Wherever a line holds the word "liquid", copy that line out.
::::::
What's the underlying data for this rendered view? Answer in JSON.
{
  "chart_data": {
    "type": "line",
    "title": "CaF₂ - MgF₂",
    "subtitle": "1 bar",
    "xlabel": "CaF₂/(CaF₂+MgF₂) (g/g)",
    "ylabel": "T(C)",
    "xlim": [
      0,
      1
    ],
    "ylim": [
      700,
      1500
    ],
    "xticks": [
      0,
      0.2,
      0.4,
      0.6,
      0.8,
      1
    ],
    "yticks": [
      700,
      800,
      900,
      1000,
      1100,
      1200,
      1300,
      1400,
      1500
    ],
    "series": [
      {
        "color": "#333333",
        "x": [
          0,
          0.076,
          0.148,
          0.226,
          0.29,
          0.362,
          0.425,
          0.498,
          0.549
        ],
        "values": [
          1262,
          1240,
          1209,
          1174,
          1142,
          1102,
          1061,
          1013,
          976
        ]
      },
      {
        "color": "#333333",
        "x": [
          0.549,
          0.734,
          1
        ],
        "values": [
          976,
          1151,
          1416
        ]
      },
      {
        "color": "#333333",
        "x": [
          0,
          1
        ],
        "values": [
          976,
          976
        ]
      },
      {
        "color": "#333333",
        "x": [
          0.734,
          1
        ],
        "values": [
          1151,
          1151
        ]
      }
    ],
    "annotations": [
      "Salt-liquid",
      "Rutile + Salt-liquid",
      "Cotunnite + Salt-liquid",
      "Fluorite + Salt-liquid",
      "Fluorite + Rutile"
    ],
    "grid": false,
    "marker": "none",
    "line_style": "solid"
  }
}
::::::
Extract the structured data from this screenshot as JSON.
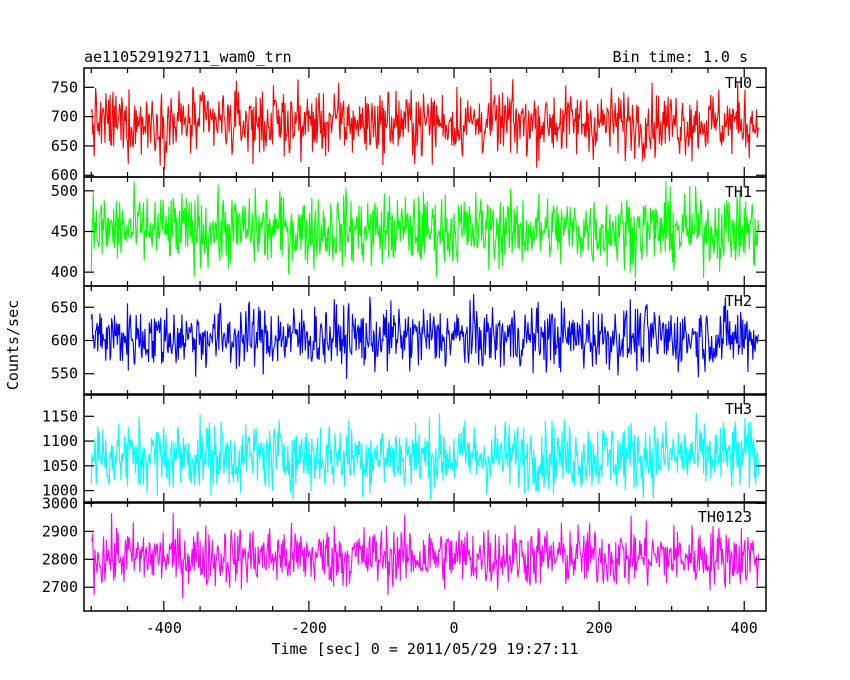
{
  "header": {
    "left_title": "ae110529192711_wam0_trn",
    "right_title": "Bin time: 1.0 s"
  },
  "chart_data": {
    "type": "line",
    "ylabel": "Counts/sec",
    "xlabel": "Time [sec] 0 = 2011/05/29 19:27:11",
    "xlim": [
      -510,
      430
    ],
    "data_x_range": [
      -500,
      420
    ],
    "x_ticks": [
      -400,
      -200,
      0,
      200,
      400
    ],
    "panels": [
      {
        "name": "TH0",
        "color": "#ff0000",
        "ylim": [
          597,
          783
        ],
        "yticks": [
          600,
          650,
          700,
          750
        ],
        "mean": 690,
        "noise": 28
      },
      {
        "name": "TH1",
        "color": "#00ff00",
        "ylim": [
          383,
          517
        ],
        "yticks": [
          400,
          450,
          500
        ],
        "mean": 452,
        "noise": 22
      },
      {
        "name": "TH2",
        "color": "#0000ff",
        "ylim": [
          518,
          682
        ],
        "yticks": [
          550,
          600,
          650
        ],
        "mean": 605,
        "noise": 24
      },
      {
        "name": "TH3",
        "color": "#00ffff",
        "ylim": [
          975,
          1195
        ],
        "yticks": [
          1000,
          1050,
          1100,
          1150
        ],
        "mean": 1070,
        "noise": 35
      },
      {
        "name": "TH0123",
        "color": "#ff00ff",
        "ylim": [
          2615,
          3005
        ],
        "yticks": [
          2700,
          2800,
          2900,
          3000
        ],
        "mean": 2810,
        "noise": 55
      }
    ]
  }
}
::::::
▸ **Solution**:
      "Salt-liquid",
      "Rutile + Salt-liquid",
      "Cotunnite + Salt-liquid",
      "Fluorite + Salt-liquid",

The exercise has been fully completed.